• [INFORMATION PROVIDED]:
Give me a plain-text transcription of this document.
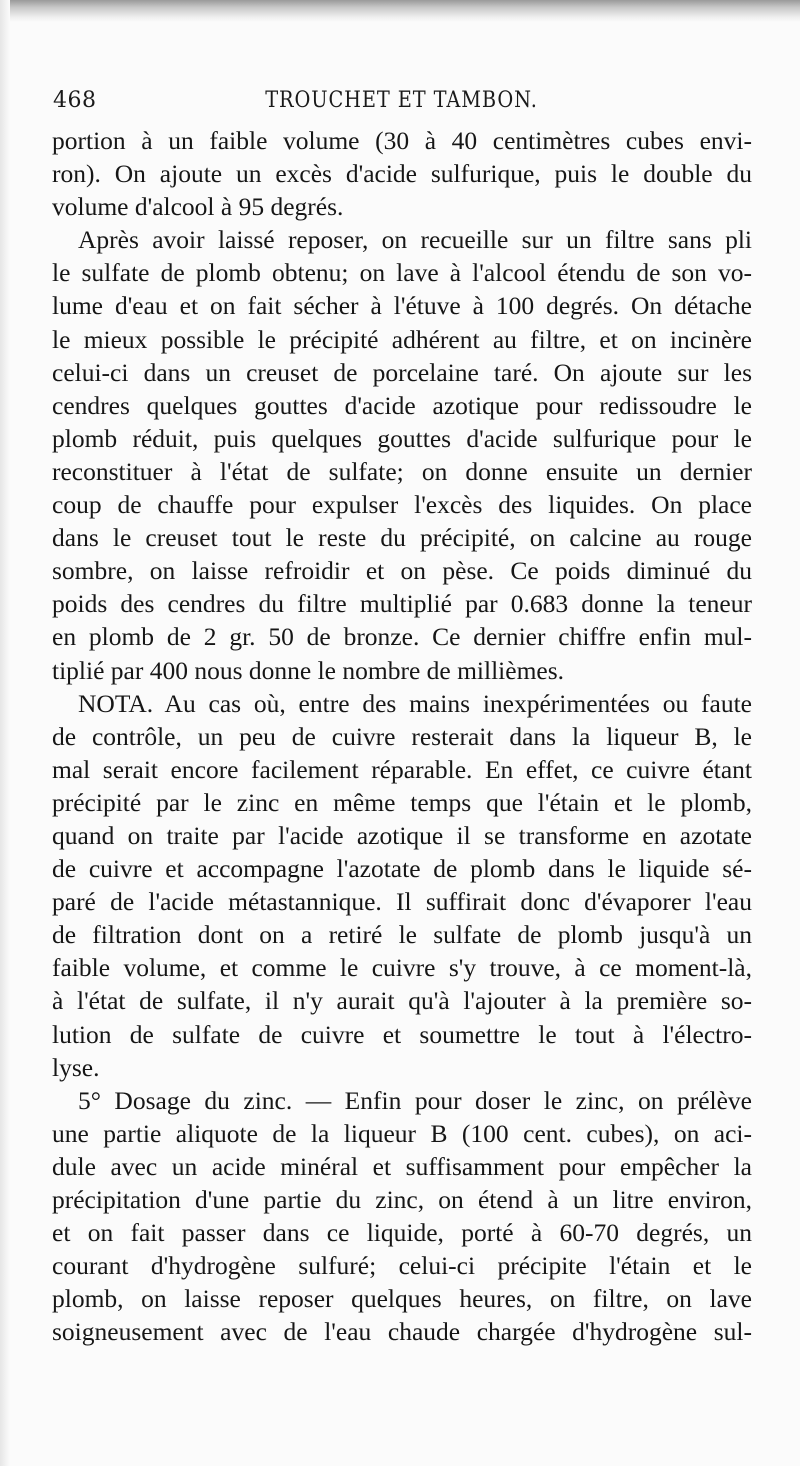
468	TROUCHET ET TAMBON.
portion à un faible volume (30 à 40 centimètres cubes envi-
ron). On ajoute un excès d'acide sulfurique, puis le double du
volume d'alcool à 95 degrés.
Après avoir laissé reposer, on recueille sur un filtre sans pli
le sulfate de plomb obtenu; on lave à l'alcool étendu de son vo-
lume d'eau et on fait sécher à l'étuve à 100 degrés. On détache
le mieux possible le précipité adhérent au filtre, et on incinère
celui-ci dans un creuset de porcelaine taré. On ajoute sur les
cendres quelques gouttes d'acide azotique pour redissoudre le
plomb réduit, puis quelques gouttes d'acide sulfurique pour le
reconstituer à l'état de sulfate; on donne ensuite un dernier
coup de chauffe pour expulser l'excès des liquides. On place
dans le creuset tout le reste du précipité, on calcine au rouge
sombre, on laisse refroidir et on pèse. Ce poids diminué du
poids des cendres du filtre multiplié par 0.683 donne la teneur
en plomb de 2 gr. 50 de bronze. Ce dernier chiffre enfin mul-
tiplié par 400 nous donne le nombre de millièmes.
NOTA. Au cas où, entre des mains inexpérimentées ou faute
de contrôle, un peu de cuivre resterait dans la liqueur B, le
mal serait encore facilement réparable. En effet, ce cuivre étant
précipité par le zinc en même temps que l'étain et le plomb,
quand on traite par l'acide azotique il se transforme en azotate
de cuivre et accompagne l'azotate de plomb dans le liquide sé-
paré de l'acide métastannique. Il suffirait donc d'évaporer l'eau
de filtration dont on a retiré le sulfate de plomb jusqu'à un
faible volume, et comme le cuivre s'y trouve, à ce moment-là,
à l'état de sulfate, il n'y aurait qu'à l'ajouter à la première so-
lution de sulfate de cuivre et soumettre le tout à l'électro-
lyse.
5° Dosage du zinc. — Enfin pour doser le zinc, on prélève
une partie aliquote de la liqueur B (100 cent. cubes), on aci-
dule avec un acide minéral et suffisamment pour empêcher la
précipitation d'une partie du zinc, on étend à un litre environ,
et on fait passer dans ce liquide, porté à 60-70 degrés, un
courant d'hydrogène sulfuré; celui-ci précipite l'étain et le
plomb, on laisse reposer quelques heures, on filtre, on lave
soigneusement avec de l'eau chaude chargée d'hydrogène sul-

• [WRITTEN PROBLEM]:
Report back each line of the entries that holds the string "filtre".

• [ANSWER]:
Après avoir laissé reposer, on recueille sur un filtre sans pli
le mieux possible le précipité adhérent au filtre, et on incinère
poids des cendres du filtre multiplié par 0.683 donne la teneur
plomb, on laisse reposer quelques heures, on filtre, on lave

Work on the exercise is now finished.